-- START --
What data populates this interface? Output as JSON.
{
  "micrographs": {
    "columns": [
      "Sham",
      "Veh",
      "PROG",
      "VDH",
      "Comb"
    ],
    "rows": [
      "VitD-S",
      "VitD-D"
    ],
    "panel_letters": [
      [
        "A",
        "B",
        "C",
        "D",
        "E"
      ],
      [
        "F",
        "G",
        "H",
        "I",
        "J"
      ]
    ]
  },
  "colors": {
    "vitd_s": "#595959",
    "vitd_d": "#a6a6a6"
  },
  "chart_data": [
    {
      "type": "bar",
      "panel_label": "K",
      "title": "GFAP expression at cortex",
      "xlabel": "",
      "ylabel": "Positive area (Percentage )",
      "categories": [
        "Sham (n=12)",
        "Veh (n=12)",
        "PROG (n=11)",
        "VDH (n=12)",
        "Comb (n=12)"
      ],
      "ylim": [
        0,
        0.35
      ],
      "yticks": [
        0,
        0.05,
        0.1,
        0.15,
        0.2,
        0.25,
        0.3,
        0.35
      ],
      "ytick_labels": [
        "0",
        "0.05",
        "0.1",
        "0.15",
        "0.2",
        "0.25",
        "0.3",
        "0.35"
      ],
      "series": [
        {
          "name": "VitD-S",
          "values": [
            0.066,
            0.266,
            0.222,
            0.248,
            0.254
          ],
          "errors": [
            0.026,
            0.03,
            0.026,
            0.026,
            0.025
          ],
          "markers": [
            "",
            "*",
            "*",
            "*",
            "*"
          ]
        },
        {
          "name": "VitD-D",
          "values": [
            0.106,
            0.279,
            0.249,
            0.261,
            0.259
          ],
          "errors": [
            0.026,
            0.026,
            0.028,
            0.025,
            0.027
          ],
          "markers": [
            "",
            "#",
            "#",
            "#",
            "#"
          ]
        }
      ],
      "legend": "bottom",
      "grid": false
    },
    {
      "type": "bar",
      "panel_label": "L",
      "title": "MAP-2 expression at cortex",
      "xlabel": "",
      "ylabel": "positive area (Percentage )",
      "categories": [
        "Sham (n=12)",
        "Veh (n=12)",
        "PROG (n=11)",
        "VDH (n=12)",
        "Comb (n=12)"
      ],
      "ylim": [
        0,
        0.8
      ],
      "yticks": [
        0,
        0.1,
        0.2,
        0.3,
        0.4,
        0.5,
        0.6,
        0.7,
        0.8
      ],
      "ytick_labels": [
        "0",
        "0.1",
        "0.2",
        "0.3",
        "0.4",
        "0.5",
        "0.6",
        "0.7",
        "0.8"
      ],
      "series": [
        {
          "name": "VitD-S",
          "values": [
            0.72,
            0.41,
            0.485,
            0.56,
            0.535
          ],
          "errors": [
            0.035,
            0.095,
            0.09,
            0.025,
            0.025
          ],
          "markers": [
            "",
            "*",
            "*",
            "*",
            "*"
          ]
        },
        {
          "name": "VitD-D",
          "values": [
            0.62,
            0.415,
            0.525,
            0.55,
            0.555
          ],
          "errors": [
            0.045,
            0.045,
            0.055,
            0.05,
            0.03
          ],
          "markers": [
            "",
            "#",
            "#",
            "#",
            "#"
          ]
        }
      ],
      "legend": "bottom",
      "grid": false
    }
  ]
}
-- END --
*SET PROBLEM*
Make an exact copy of the listing, including every line.

*REPLY*
What data populates this interface? Output as JSON.
{
  "micrographs": {
    "columns": [
      "Sham",
      "Veh",
      "PROG",
      "VDH",
      "Comb"
    ],
    "rows": [
      "VitD-S",
      "VitD-D"
    ],
    "panel_letters": [
      [
        "A",
        "B",
        "C",
        "D",
        "E"
      ],
      [
        "F",
        "G",
        "H",
        "I",
        "J"
      ]
    ]
  },
  "colors": {
    "vitd_s": "#595959",
    "vitd_d": "#a6a6a6"
  },
  "chart_data": [
    {
      "type": "bar",
      "panel_label": "K",
      "title": "GFAP expression at cortex",
      "xlabel": "",
      "ylabel": "Positive area (Percentage )",
      "categories": [
        "Sham (n=12)",
        "Veh (n=12)",
        "PROG (n=11)",
        "VDH (n=12)",
        "Comb (n=12)"
      ],
      "ylim": [
        0,
        0.35
      ],
      "yticks": [
        0,
        0.05,
        0.1,
        0.15,
        0.2,
        0.25,
        0.3,
        0.35
      ],
      "ytick_labels": [
        "0",
        "0.05",
        "0.1",
        "0.15",
        "0.2",
        "0.25",
        "0.3",
        "0.35"
      ],
      "series": [
        {
          "name": "VitD-S",
          "values": [
            0.066,
            0.266,
            0.222,
            0.248,
            0.254
          ],
          "errors": [
            0.026,
            0.03,
            0.026,
            0.026,
            0.025
          ],
          "markers": [
            "",
            "*",
            "*",
            "*",
            "*"
          ]
        },
        {
          "name": "VitD-D",
          "values": [
            0.106,
            0.279,
            0.249,
            0.261,
            0.259
          ],
          "errors": [
            0.026,
            0.026,
            0.028,
            0.025,
            0.027
          ],
          "markers": [
            "",
            "#",
            "#",
            "#",
            "#"
          ]
        }
      ],
      "legend": "bottom",
      "grid": false
    },
    {
      "type": "bar",
      "panel_label": "L",
      "title": "MAP-2 expression at cortex",
      "xlabel": "",
      "ylabel": "positive area (Percentage )",
      "categories": [
        "Sham (n=12)",
        "Veh (n=12)",
        "PROG (n=11)",
        "VDH (n=12)",
        "Comb (n=12)"
      ],
      "ylim": [
        0,
        0.8
      ],
      "yticks": [
        0,
        0.1,
        0.2,
        0.3,
        0.4,
        0.5,
        0.6,
        0.7,
        0.8
      ],
      "ytick_labels": [
        "0",
        "0.1",
        "0.2",
        "0.3",
        "0.4",
        "0.5",
        "0.6",
        "0.7",
        "0.8"
      ],
      "series": [
        {
          "name": "VitD-S",
          "values": [
            0.72,
            0.41,
            0.485,
            0.56,
            0.535
          ],
          "errors": [
            0.035,
            0.095,
            0.09,
            0.025,
            0.025
          ],
          "markers": [
            "",
            "*",
            "*",
            "*",
            "*"
          ]
        },
        {
          "name": "VitD-D",
          "values": [
            0.62,
            0.415,
            0.525,
            0.55,
            0.555
          ],
          "errors": [
            0.045,
            0.045,
            0.055,
            0.05,
            0.03
          ],
          "markers": [
            "",
            "#",
            "#",
            "#",
            "#"
          ]
        }
      ],
      "legend": "bottom",
      "grid": false
    }
  ]
}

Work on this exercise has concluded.